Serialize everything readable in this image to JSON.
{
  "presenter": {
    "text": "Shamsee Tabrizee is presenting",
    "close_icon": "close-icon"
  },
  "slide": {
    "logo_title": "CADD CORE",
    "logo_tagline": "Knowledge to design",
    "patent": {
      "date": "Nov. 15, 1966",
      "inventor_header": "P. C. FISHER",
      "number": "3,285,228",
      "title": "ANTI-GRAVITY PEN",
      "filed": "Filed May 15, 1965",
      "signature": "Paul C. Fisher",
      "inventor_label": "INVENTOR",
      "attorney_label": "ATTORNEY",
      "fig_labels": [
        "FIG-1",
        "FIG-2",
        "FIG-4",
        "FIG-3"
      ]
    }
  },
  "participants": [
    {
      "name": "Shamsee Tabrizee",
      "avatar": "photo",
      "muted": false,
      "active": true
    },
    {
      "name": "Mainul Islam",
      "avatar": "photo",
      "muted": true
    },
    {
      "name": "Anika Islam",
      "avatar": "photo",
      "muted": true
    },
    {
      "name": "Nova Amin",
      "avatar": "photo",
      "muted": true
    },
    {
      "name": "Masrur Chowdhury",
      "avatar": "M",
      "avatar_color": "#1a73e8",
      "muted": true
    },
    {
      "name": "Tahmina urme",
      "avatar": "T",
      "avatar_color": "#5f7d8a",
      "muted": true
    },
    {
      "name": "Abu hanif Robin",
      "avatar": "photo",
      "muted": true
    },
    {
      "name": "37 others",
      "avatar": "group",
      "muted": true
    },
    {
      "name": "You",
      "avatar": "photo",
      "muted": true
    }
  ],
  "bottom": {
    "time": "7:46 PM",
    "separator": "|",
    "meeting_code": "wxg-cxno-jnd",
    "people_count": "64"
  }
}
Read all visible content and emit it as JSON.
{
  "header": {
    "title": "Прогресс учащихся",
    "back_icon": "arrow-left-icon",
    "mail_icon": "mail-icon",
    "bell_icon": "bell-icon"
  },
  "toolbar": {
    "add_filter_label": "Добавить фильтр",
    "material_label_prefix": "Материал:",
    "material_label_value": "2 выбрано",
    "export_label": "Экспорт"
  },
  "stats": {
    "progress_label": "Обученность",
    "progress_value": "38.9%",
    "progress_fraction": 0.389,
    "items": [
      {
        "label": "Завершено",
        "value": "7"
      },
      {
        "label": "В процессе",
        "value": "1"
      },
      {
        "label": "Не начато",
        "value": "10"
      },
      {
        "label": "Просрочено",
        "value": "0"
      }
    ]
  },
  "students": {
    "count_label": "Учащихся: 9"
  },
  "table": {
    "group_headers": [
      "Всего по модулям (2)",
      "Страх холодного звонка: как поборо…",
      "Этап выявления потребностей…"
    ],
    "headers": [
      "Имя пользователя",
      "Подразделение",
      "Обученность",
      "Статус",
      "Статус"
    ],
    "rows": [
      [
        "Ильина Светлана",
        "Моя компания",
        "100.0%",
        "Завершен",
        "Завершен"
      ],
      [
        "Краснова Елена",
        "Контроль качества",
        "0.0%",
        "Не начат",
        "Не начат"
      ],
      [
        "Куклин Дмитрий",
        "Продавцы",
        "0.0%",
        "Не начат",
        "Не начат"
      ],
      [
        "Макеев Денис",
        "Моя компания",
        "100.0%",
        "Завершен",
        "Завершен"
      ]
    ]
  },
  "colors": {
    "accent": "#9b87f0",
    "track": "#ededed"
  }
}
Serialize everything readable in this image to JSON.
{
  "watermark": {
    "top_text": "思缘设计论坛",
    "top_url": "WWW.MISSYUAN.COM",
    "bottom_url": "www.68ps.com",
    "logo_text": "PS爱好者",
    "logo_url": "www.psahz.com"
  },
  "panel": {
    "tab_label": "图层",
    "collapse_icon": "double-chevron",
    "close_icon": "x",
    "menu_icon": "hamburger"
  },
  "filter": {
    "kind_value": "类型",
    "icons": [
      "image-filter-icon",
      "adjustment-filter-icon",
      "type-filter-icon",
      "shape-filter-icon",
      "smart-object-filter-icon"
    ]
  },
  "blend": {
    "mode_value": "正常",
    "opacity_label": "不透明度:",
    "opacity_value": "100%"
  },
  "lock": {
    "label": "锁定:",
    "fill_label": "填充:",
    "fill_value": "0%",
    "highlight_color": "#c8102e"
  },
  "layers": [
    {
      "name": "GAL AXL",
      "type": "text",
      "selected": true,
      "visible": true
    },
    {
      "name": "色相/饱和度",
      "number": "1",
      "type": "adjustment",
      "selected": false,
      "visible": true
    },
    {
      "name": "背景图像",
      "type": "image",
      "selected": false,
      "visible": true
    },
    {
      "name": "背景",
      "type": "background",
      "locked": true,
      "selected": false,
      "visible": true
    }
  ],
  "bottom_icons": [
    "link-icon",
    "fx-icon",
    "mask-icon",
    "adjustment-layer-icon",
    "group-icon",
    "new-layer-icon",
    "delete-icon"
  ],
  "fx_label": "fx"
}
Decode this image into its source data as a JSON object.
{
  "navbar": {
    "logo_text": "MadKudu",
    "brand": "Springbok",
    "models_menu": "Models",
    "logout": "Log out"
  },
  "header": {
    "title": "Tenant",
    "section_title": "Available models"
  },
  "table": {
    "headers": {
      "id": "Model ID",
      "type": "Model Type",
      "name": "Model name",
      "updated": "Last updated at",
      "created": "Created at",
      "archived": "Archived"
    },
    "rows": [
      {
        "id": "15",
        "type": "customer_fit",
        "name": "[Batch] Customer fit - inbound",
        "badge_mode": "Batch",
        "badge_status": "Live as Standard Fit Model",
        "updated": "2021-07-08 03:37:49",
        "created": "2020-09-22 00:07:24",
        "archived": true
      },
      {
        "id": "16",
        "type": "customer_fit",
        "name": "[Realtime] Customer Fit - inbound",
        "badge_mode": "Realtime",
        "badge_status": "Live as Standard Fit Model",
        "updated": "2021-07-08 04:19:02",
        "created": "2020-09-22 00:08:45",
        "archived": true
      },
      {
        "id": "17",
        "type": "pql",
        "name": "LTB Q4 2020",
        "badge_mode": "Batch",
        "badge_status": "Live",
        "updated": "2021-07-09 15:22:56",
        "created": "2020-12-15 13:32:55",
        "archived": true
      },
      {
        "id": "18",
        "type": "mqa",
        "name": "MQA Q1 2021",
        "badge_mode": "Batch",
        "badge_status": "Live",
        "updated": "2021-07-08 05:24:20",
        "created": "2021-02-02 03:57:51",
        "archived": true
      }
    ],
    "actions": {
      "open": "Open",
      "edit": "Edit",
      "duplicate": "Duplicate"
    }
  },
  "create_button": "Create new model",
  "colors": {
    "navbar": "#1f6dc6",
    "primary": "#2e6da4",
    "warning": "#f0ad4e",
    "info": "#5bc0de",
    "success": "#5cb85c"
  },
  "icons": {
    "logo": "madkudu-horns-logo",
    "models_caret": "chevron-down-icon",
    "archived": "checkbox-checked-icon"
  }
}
● ● ●
**REQUIRED WORK:**
Reproduce the listing above verbatim, from first line to last.

**WRITTEN REPLY:**
Serialize everything readable in this image to JSON.
{
  "presenter": {
    "text": "Shamsee Tabrizee is presenting",
    "close_icon": "close-icon"
  },
  "slide": {
    "logo_title": "CADD CORE",
    "logo_tagline": "Knowledge to design",
    "patent": {
      "date": "Nov. 15, 1966",
      "inventor_header": "P. C. FISHER",
      "number": "3,285,228",
      "title": "ANTI-GRAVITY PEN",
      "filed": "Filed May 15, 1965",
      "signature": "Paul C. Fisher",
      "inventor_label": "INVENTOR",
      "attorney_label": "ATTORNEY",
      "fig_labels": [
        "FIG-1",
        "FIG-2",
        "FIG-4",
        "FIG-3"
      ]
    }
  },
  "participants": [
    {
      "name": "Shamsee Tabrizee",
      "avatar": "photo",
      "muted": false,
      "active": true
    },
    {
      "name": "Mainul Islam",
      "avatar": "photo",
      "muted": true
    },
    {
      "name": "Anika Islam",
      "avatar": "photo",
      "muted": true
    },
    {
      "name": "Nova Amin",
      "avatar": "photo",
      "muted": true
    },
    {
      "name": "Masrur Chowdhury",
      "avatar": "M",
      "avatar_color": "#1a73e8",
      "muted": true
    },
    {
      "name": "Tahmina urme",
      "avatar": "T",
      "avatar_color": "#5f7d8a",
      "muted": true
    },
    {
      "name": "Abu hanif Robin",
      "avatar": "photo",
      "muted": true
    },
    {
      "name": "37 others",
      "avatar": "group",
      "muted": true
    },
    {
      "name": "You",
      "avatar": "photo",
      "muted": true
    }
  ],
  "bottom": {
    "time": "7:46 PM",
    "separator": "|",
    "meeting_code": "wxg-cxno-jnd",
    "people_count": "64"
  }
}
Read all visible content and emit it as JSON.
{
  "header": {
    "title": "Прогресс учащихся",
    "back_icon": "arrow-left-icon",
    "mail_icon": "mail-icon",
    "bell_icon": "bell-icon"
  },
  "toolbar": {
    "add_filter_label": "Добавить фильтр",
    "material_label_prefix": "Материал:",
    "material_label_value": "2 выбрано",
    "export_label": "Экспорт"
  },
  "stats": {
    "progress_label": "Обученность",
    "progress_value": "38.9%",
    "progress_fraction": 0.389,
    "items": [
      {
        "label": "Завершено",
        "value": "7"
      },
      {
        "label": "В процессе",
        "value": "1"
      },
      {
        "label": "Не начато",
        "value": "10"
      },
      {
        "label": "Просрочено",
        "value": "0"
      }
    ]
  },
  "students": {
    "count_label": "Учащихся: 9"
  },
  "table": {
    "group_headers": [
      "Всего по модулям (2)",
      "Страх холодного звонка: как поборо…",
      "Этап выявления потребностей…"
    ],
    "headers": [
      "Имя пользователя",
      "Подразделение",
      "Обученность",
      "Статус",
      "Статус"
    ],
    "rows": [
      [
        "Ильина Светлана",
        "Моя компания",
        "100.0%",
        "Завершен",
        "Завершен"
      ],
      [
        "Краснова Елена",
        "Контроль качества",
        "0.0%",
        "Не начат",
        "Не начат"
      ],
      [
        "Куклин Дмитрий",
        "Продавцы",
        "0.0%",
        "Не начат",
        "Не начат"
      ],
      [
        "Макеев Денис",
        "Моя компания",
        "100.0%",
        "Завершен",
        "Завершен"
      ]
    ]
  },
  "colors": {
    "accent": "#9b87f0",
    "track": "#ededed"
  }
}
Serialize everything readable in this image to JSON.
{
  "watermark": {
    "top_text": "思缘设计论坛",
    "top_url": "WWW.MISSYUAN.COM",
    "bottom_url": "www.68ps.com",
    "logo_text": "PS爱好者",
    "logo_url": "www.psahz.com"
  },
  "panel": {
    "tab_label": "图层",
    "collapse_icon": "double-chevron",
    "close_icon": "x",
    "menu_icon": "hamburger"
  },
  "filter": {
    "kind_value": "类型",
    "icons": [
      "image-filter-icon",
      "adjustment-filter-icon",
      "type-filter-icon",
      "shape-filter-icon",
      "smart-object-filter-icon"
    ]
  },
  "blend": {
    "mode_value": "正常",
    "opacity_label": "不透明度:",
    "opacity_value": "100%"
  },
  "lock": {
    "label": "锁定:",
    "fill_label": "填充:",
    "fill_value": "0%",
    "highlight_color": "#c8102e"
  },
  "layers": [
    {
      "name": "GAL AXL",
      "type": "text",
      "selected": true,
      "visible": true
    },
    {
      "name": "色相/饱和度",
      "number": "1",
      "type": "adjustment",
      "selected": false,
      "visible": true
    },
    {
      "name": "背景图像",
      "type": "image",
      "selected": false,
      "visible": true
    },
    {
      "name": "背景",
      "type": "background",
      "locked": true,
      "selected": false,
      "visible": true
    }
  ],
  "bottom_icons": [
    "link-icon",
    "fx-icon",
    "mask-icon",
    "adjustment-layer-icon",
    "group-icon",
    "new-layer-icon",
    "delete-icon"
  ],
  "fx_label": "fx"
}
Decode this image into its source data as a JSON object.
{
  "navbar": {
    "logo_text": "MadKudu",
    "brand": "Springbok",
    "models_menu": "Models",
    "logout": "Log out"
  },
  "header": {
    "title": "Tenant",
    "section_title": "Available models"
  },
  "table": {
    "headers": {
      "id": "Model ID",
      "type": "Model Type",
      "name": "Model name",
      "updated": "Last updated at",
      "created": "Created at",
      "archived": "Archived"
    },
    "rows": [
      {
        "id": "15",
        "type": "customer_fit",
        "name": "[Batch] Customer fit - inbound",
        "badge_mode": "Batch",
        "badge_status": "Live as Standard Fit Model",
        "updated": "2021-07-08 03:37:49",
        "created": "2020-09-22 00:07:24",
        "archived": true
      },
      {
        "id": "16",
        "type": "customer_fit",
        "name": "[Realtime] Customer Fit - inbound",
        "badge_mode": "Realtime",
        "badge_status": "Live as Standard Fit Model",
        "updated": "2021-07-08 04:19:02",
        "created": "2020-09-22 00:08:45",
        "archived": true
      },
      {
        "id": "17",
        "type": "pql",
        "name": "LTB Q4 2020",
        "badge_mode": "Batch",
        "badge_status": "Live",
        "updated": "2021-07-09 15:22:56",
        "created": "2020-12-15 13:32:55",
        "archived": true
      },
      {
        "id": "18",
        "type": "mqa",
        "name": "MQA Q1 2021",
        "badge_mode": "Batch",
        "badge_status": "Live",
        "updated": "2021-07-08 05:24:20",
        "created": "2021-02-02 03:57:51",
        "archived": true
      }
    ],
    "actions": {
      "open": "Open",
      "edit": "Edit",
      "duplicate": "Duplicate"
    }
  },
  "create_button": "Create new model",
  "colors": {
    "navbar": "#1f6dc6",
    "primary": "#2e6da4",
    "warning": "#f0ad4e",
    "info": "#5bc0de",
    "success": "#5cb85c"
  },
  "icons": {
    "logo": "madkudu-horns-logo",
    "models_caret": "chevron-down-icon",
    "archived": "checkbox-checked-icon"
  }
}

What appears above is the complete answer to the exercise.